Direction
Transcribe the material verbatim in full; the pictures do not belong in the copy.

Material
::::

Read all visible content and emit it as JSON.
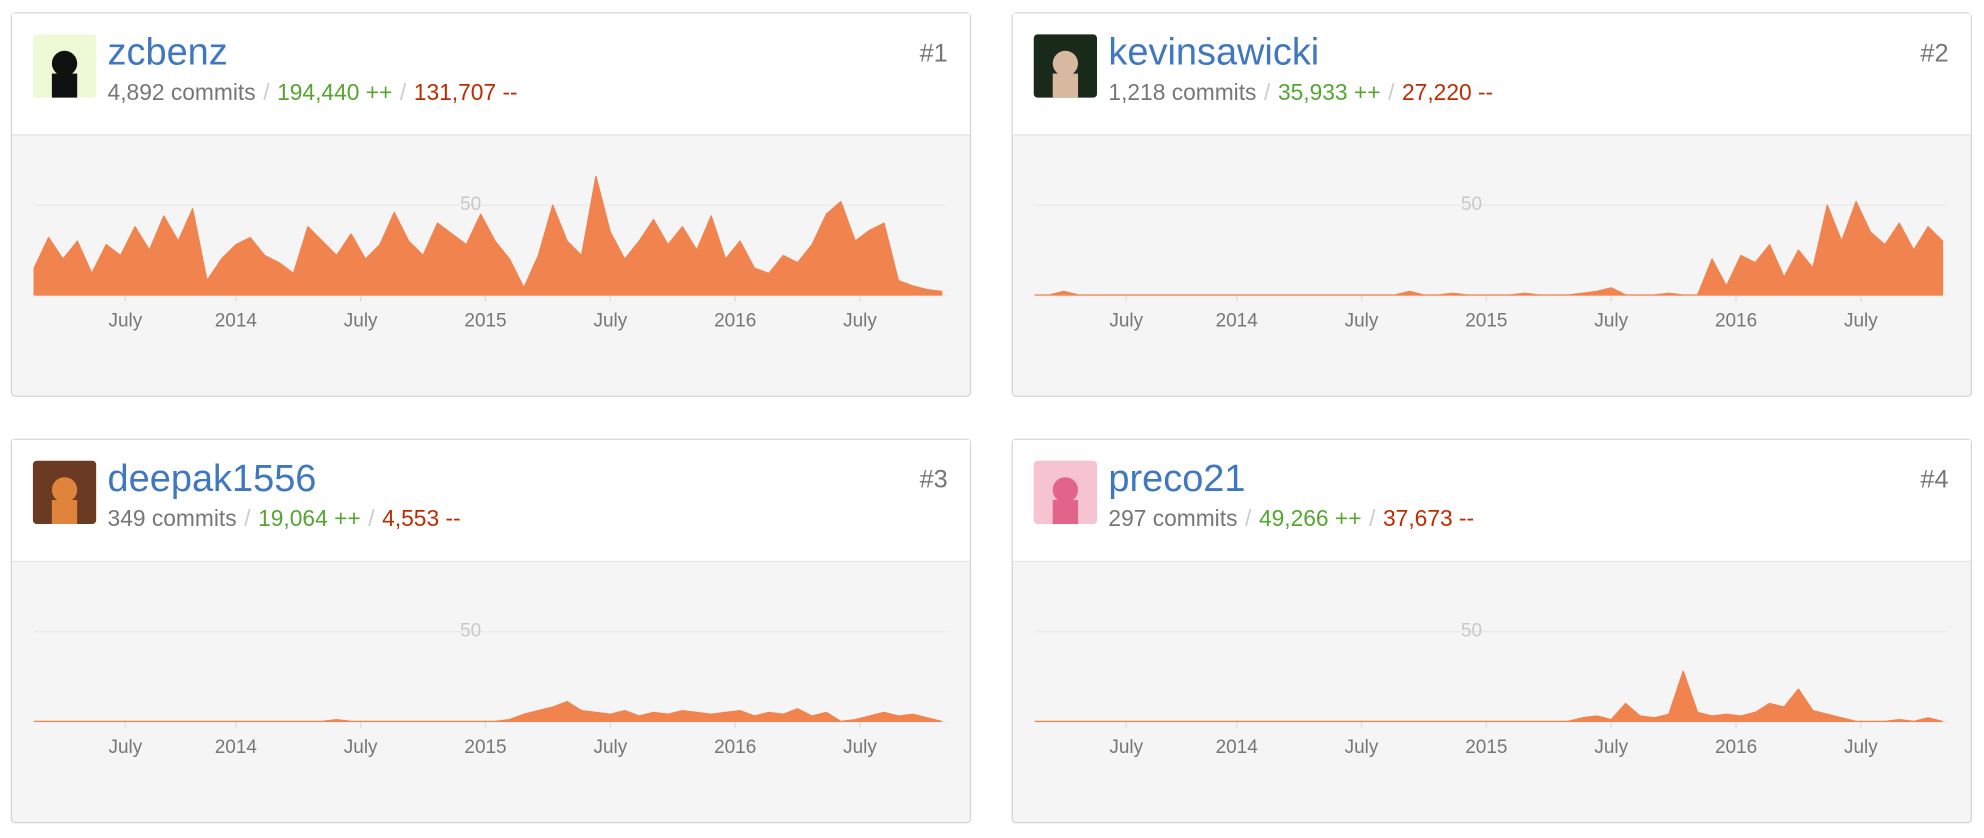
{
  "separator": "/",
  "chart_data": [
    {
      "type": "area",
      "user": "zcbenz",
      "rank": "#1",
      "commits": "4,892 commits",
      "additions": "194,440 ++",
      "deletions": "131,707 --",
      "color": "#f1834f",
      "x": [
        0,
        3,
        6,
        9,
        12,
        15,
        18,
        21,
        24,
        27,
        30,
        33,
        36,
        39,
        42,
        45,
        48,
        51,
        54,
        57,
        60,
        63,
        66,
        69,
        72,
        75,
        78,
        81,
        84,
        87,
        90,
        93,
        96,
        99,
        102,
        105,
        108,
        111,
        114,
        117,
        120,
        123,
        126,
        129,
        132,
        135,
        138,
        141,
        144,
        147,
        150,
        153,
        156,
        159,
        162,
        165,
        168,
        171,
        174,
        177,
        180,
        183,
        186,
        189
      ],
      "values": [
        15,
        32,
        20,
        30,
        12,
        28,
        22,
        38,
        25,
        44,
        30,
        48,
        8,
        20,
        28,
        32,
        22,
        18,
        12,
        38,
        30,
        22,
        34,
        20,
        28,
        46,
        30,
        22,
        40,
        34,
        28,
        45,
        30,
        20,
        4,
        22,
        50,
        30,
        22,
        66,
        35,
        20,
        30,
        42,
        28,
        38,
        25,
        44,
        20,
        30,
        15,
        12,
        22,
        18,
        28,
        45,
        52,
        30,
        36,
        40,
        8,
        5,
        3,
        2
      ],
      "xlim": [
        0,
        190
      ],
      "ylim": [
        0,
        80
      ],
      "yticks": [
        50
      ],
      "xticks": [
        {
          "value": 19,
          "label": "July"
        },
        {
          "value": 42,
          "label": "2014"
        },
        {
          "value": 68,
          "label": "July"
        },
        {
          "value": 94,
          "label": "2015"
        },
        {
          "value": 120,
          "label": "July"
        },
        {
          "value": 146,
          "label": "2016"
        },
        {
          "value": 172,
          "label": "July"
        }
      ]
    },
    {
      "type": "area",
      "user": "kevinsawicki",
      "rank": "#2",
      "commits": "1,218 commits",
      "additions": "35,933 ++",
      "deletions": "27,220 --",
      "color": "#f1834f",
      "x": [
        0,
        3,
        6,
        9,
        12,
        15,
        18,
        21,
        24,
        27,
        30,
        33,
        36,
        39,
        42,
        45,
        48,
        51,
        54,
        57,
        60,
        63,
        66,
        69,
        72,
        75,
        78,
        81,
        84,
        87,
        90,
        93,
        96,
        99,
        102,
        105,
        108,
        111,
        114,
        117,
        120,
        123,
        126,
        129,
        132,
        135,
        138,
        141,
        144,
        147,
        150,
        153,
        156,
        159,
        162,
        165,
        168,
        171,
        174,
        177,
        180,
        183,
        186,
        189
      ],
      "values": [
        0,
        0,
        2,
        0,
        0,
        0,
        0,
        0,
        0,
        0,
        0,
        0,
        0,
        0,
        0,
        0,
        0,
        0,
        0,
        0,
        0,
        0,
        0,
        0,
        0,
        0,
        2,
        0,
        0,
        1,
        0,
        0,
        0,
        0,
        1,
        0,
        0,
        0,
        1,
        2,
        4,
        0,
        0,
        0,
        1,
        0,
        0,
        20,
        5,
        22,
        18,
        28,
        10,
        25,
        15,
        50,
        30,
        52,
        35,
        28,
        40,
        25,
        38,
        30
      ],
      "xlim": [
        0,
        190
      ],
      "ylim": [
        0,
        80
      ],
      "yticks": [
        50
      ],
      "xticks": [
        {
          "value": 19,
          "label": "July"
        },
        {
          "value": 42,
          "label": "2014"
        },
        {
          "value": 68,
          "label": "July"
        },
        {
          "value": 94,
          "label": "2015"
        },
        {
          "value": 120,
          "label": "July"
        },
        {
          "value": 146,
          "label": "2016"
        },
        {
          "value": 172,
          "label": "July"
        }
      ]
    },
    {
      "type": "area",
      "user": "deepak1556",
      "rank": "#3",
      "commits": "349 commits",
      "additions": "19,064 ++",
      "deletions": "4,553 --",
      "color": "#f1834f",
      "x": [
        0,
        3,
        6,
        9,
        12,
        15,
        18,
        21,
        24,
        27,
        30,
        33,
        36,
        39,
        42,
        45,
        48,
        51,
        54,
        57,
        60,
        63,
        66,
        69,
        72,
        75,
        78,
        81,
        84,
        87,
        90,
        93,
        96,
        99,
        102,
        105,
        108,
        111,
        114,
        117,
        120,
        123,
        126,
        129,
        132,
        135,
        138,
        141,
        144,
        147,
        150,
        153,
        156,
        159,
        162,
        165,
        168,
        171,
        174,
        177,
        180,
        183,
        186,
        189
      ],
      "values": [
        0,
        0,
        0,
        0,
        0,
        0,
        0,
        0,
        0,
        0,
        0,
        0,
        0,
        0,
        0,
        0,
        0,
        0,
        0,
        0,
        0,
        1,
        0,
        0,
        0,
        0,
        0,
        0,
        0,
        0,
        0,
        0,
        0,
        1,
        4,
        6,
        8,
        11,
        6,
        5,
        4,
        6,
        3,
        5,
        4,
        6,
        5,
        4,
        5,
        6,
        3,
        5,
        4,
        7,
        3,
        5,
        0,
        1,
        3,
        5,
        3,
        4,
        2,
        0
      ],
      "xlim": [
        0,
        190
      ],
      "ylim": [
        0,
        80
      ],
      "yticks": [
        50
      ],
      "xticks": [
        {
          "value": 19,
          "label": "July"
        },
        {
          "value": 42,
          "label": "2014"
        },
        {
          "value": 68,
          "label": "July"
        },
        {
          "value": 94,
          "label": "2015"
        },
        {
          "value": 120,
          "label": "July"
        },
        {
          "value": 146,
          "label": "2016"
        },
        {
          "value": 172,
          "label": "July"
        }
      ]
    },
    {
      "type": "area",
      "user": "preco21",
      "rank": "#4",
      "commits": "297 commits",
      "additions": "49,266 ++",
      "deletions": "37,673 --",
      "color": "#f1834f",
      "x": [
        0,
        3,
        6,
        9,
        12,
        15,
        18,
        21,
        24,
        27,
        30,
        33,
        36,
        39,
        42,
        45,
        48,
        51,
        54,
        57,
        60,
        63,
        66,
        69,
        72,
        75,
        78,
        81,
        84,
        87,
        90,
        93,
        96,
        99,
        102,
        105,
        108,
        111,
        114,
        117,
        120,
        123,
        126,
        129,
        132,
        135,
        138,
        141,
        144,
        147,
        150,
        153,
        156,
        159,
        162,
        165,
        168,
        171,
        174,
        177,
        180,
        183,
        186,
        189
      ],
      "values": [
        0,
        0,
        0,
        0,
        0,
        0,
        0,
        0,
        0,
        0,
        0,
        0,
        0,
        0,
        0,
        0,
        0,
        0,
        0,
        0,
        0,
        0,
        0,
        0,
        0,
        0,
        0,
        0,
        0,
        0,
        0,
        0,
        0,
        0,
        0,
        0,
        0,
        0,
        2,
        3,
        1,
        10,
        3,
        2,
        4,
        28,
        5,
        3,
        4,
        3,
        5,
        10,
        8,
        18,
        6,
        4,
        2,
        0,
        0,
        0,
        1,
        0,
        2,
        0
      ],
      "xlim": [
        0,
        190
      ],
      "ylim": [
        0,
        80
      ],
      "yticks": [
        50
      ],
      "xticks": [
        {
          "value": 19,
          "label": "July"
        },
        {
          "value": 42,
          "label": "2014"
        },
        {
          "value": 68,
          "label": "July"
        },
        {
          "value": 94,
          "label": "2015"
        },
        {
          "value": 120,
          "label": "July"
        },
        {
          "value": 146,
          "label": "2016"
        },
        {
          "value": 172,
          "label": "July"
        }
      ]
    }
  ]
}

::::

Expected answer
Read all visible content and emit it as JSON.
{
  "separator": "/",
  "chart_data": [
    {
      "type": "area",
      "user": "zcbenz",
      "rank": "#1",
      "commits": "4,892 commits",
      "additions": "194,440 ++",
      "deletions": "131,707 --",
      "color": "#f1834f",
      "x": [
        0,
        3,
        6,
        9,
        12,
        15,
        18,
        21,
        24,
        27,
        30,
        33,
        36,
        39,
        42,
        45,
        48,
        51,
        54,
        57,
        60,
        63,
        66,
        69,
        72,
        75,
        78,
        81,
        84,
        87,
        90,
        93,
        96,
        99,
        102,
        105,
        108,
        111,
        114,
        117,
        120,
        123,
        126,
        129,
        132,
        135,
        138,
        141,
        144,
        147,
        150,
        153,
        156,
        159,
        162,
        165,
        168,
        171,
        174,
        177,
        180,
        183,
        186,
        189
      ],
      "values": [
        15,
        32,
        20,
        30,
        12,
        28,
        22,
        38,
        25,
        44,
        30,
        48,
        8,
        20,
        28,
        32,
        22,
        18,
        12,
        38,
        30,
        22,
        34,
        20,
        28,
        46,
        30,
        22,
        40,
        34,
        28,
        45,
        30,
        20,
        4,
        22,
        50,
        30,
        22,
        66,
        35,
        20,
        30,
        42,
        28,
        38,
        25,
        44,
        20,
        30,
        15,
        12,
        22,
        18,
        28,
        45,
        52,
        30,
        36,
        40,
        8,
        5,
        3,
        2
      ],
      "xlim": [
        0,
        190
      ],
      "ylim": [
        0,
        80
      ],
      "yticks": [
        50
      ],
      "xticks": [
        {
          "value": 19,
          "label": "July"
        },
        {
          "value": 42,
          "label": "2014"
        },
        {
          "value": 68,
          "label": "July"
        },
        {
          "value": 94,
          "label": "2015"
        },
        {
          "value": 120,
          "label": "July"
        },
        {
          "value": 146,
          "label": "2016"
        },
        {
          "value": 172,
          "label": "July"
        }
      ]
    },
    {
      "type": "area",
      "user": "kevinsawicki",
      "rank": "#2",
      "commits": "1,218 commits",
      "additions": "35,933 ++",
      "deletions": "27,220 --",
      "color": "#f1834f",
      "x": [
        0,
        3,
        6,
        9,
        12,
        15,
        18,
        21,
        24,
        27,
        30,
        33,
        36,
        39,
        42,
        45,
        48,
        51,
        54,
        57,
        60,
        63,
        66,
        69,
        72,
        75,
        78,
        81,
        84,
        87,
        90,
        93,
        96,
        99,
        102,
        105,
        108,
        111,
        114,
        117,
        120,
        123,
        126,
        129,
        132,
        135,
        138,
        141,
        144,
        147,
        150,
        153,
        156,
        159,
        162,
        165,
        168,
        171,
        174,
        177,
        180,
        183,
        186,
        189
      ],
      "values": [
        0,
        0,
        2,
        0,
        0,
        0,
        0,
        0,
        0,
        0,
        0,
        0,
        0,
        0,
        0,
        0,
        0,
        0,
        0,
        0,
        0,
        0,
        0,
        0,
        0,
        0,
        2,
        0,
        0,
        1,
        0,
        0,
        0,
        0,
        1,
        0,
        0,
        0,
        1,
        2,
        4,
        0,
        0,
        0,
        1,
        0,
        0,
        20,
        5,
        22,
        18,
        28,
        10,
        25,
        15,
        50,
        30,
        52,
        35,
        28,
        40,
        25,
        38,
        30
      ],
      "xlim": [
        0,
        190
      ],
      "ylim": [
        0,
        80
      ],
      "yticks": [
        50
      ],
      "xticks": [
        {
          "value": 19,
          "label": "July"
        },
        {
          "value": 42,
          "label": "2014"
        },
        {
          "value": 68,
          "label": "July"
        },
        {
          "value": 94,
          "label": "2015"
        },
        {
          "value": 120,
          "label": "July"
        },
        {
          "value": 146,
          "label": "2016"
        },
        {
          "value": 172,
          "label": "July"
        }
      ]
    },
    {
      "type": "area",
      "user": "deepak1556",
      "rank": "#3",
      "commits": "349 commits",
      "additions": "19,064 ++",
      "deletions": "4,553 --",
      "color": "#f1834f",
      "x": [
        0,
        3,
        6,
        9,
        12,
        15,
        18,
        21,
        24,
        27,
        30,
        33,
        36,
        39,
        42,
        45,
        48,
        51,
        54,
        57,
        60,
        63,
        66,
        69,
        72,
        75,
        78,
        81,
        84,
        87,
        90,
        93,
        96,
        99,
        102,
        105,
        108,
        111,
        114,
        117,
        120,
        123,
        126,
        129,
        132,
        135,
        138,
        141,
        144,
        147,
        150,
        153,
        156,
        159,
        162,
        165,
        168,
        171,
        174,
        177,
        180,
        183,
        186,
        189
      ],
      "values": [
        0,
        0,
        0,
        0,
        0,
        0,
        0,
        0,
        0,
        0,
        0,
        0,
        0,
        0,
        0,
        0,
        0,
        0,
        0,
        0,
        0,
        1,
        0,
        0,
        0,
        0,
        0,
        0,
        0,
        0,
        0,
        0,
        0,
        1,
        4,
        6,
        8,
        11,
        6,
        5,
        4,
        6,
        3,
        5,
        4,
        6,
        5,
        4,
        5,
        6,
        3,
        5,
        4,
        7,
        3,
        5,
        0,
        1,
        3,
        5,
        3,
        4,
        2,
        0
      ],
      "xlim": [
        0,
        190
      ],
      "ylim": [
        0,
        80
      ],
      "yticks": [
        50
      ],
      "xticks": [
        {
          "value": 19,
          "label": "July"
        },
        {
          "value": 42,
          "label": "2014"
        },
        {
          "value": 68,
          "label": "July"
        },
        {
          "value": 94,
          "label": "2015"
        },
        {
          "value": 120,
          "label": "July"
        },
        {
          "value": 146,
          "label": "2016"
        },
        {
          "value": 172,
          "label": "July"
        }
      ]
    },
    {
      "type": "area",
      "user": "preco21",
      "rank": "#4",
      "commits": "297 commits",
      "additions": "49,266 ++",
      "deletions": "37,673 --",
      "color": "#f1834f",
      "x": [
        0,
        3,
        6,
        9,
        12,
        15,
        18,
        21,
        24,
        27,
        30,
        33,
        36,
        39,
        42,
        45,
        48,
        51,
        54,
        57,
        60,
        63,
        66,
        69,
        72,
        75,
        78,
        81,
        84,
        87,
        90,
        93,
        96,
        99,
        102,
        105,
        108,
        111,
        114,
        117,
        120,
        123,
        126,
        129,
        132,
        135,
        138,
        141,
        144,
        147,
        150,
        153,
        156,
        159,
        162,
        165,
        168,
        171,
        174,
        177,
        180,
        183,
        186,
        189
      ],
      "values": [
        0,
        0,
        0,
        0,
        0,
        0,
        0,
        0,
        0,
        0,
        0,
        0,
        0,
        0,
        0,
        0,
        0,
        0,
        0,
        0,
        0,
        0,
        0,
        0,
        0,
        0,
        0,
        0,
        0,
        0,
        0,
        0,
        0,
        0,
        0,
        0,
        0,
        0,
        2,
        3,
        1,
        10,
        3,
        2,
        4,
        28,
        5,
        3,
        4,
        3,
        5,
        10,
        8,
        18,
        6,
        4,
        2,
        0,
        0,
        0,
        1,
        0,
        2,
        0
      ],
      "xlim": [
        0,
        190
      ],
      "ylim": [
        0,
        80
      ],
      "yticks": [
        50
      ],
      "xticks": [
        {
          "value": 19,
          "label": "July"
        },
        {
          "value": 42,
          "label": "2014"
        },
        {
          "value": 68,
          "label": "July"
        },
        {
          "value": 94,
          "label": "2015"
        },
        {
          "value": 120,
          "label": "July"
        },
        {
          "value": 146,
          "label": "2016"
        },
        {
          "value": 172,
          "label": "July"
        }
      ]
    }
  ]
}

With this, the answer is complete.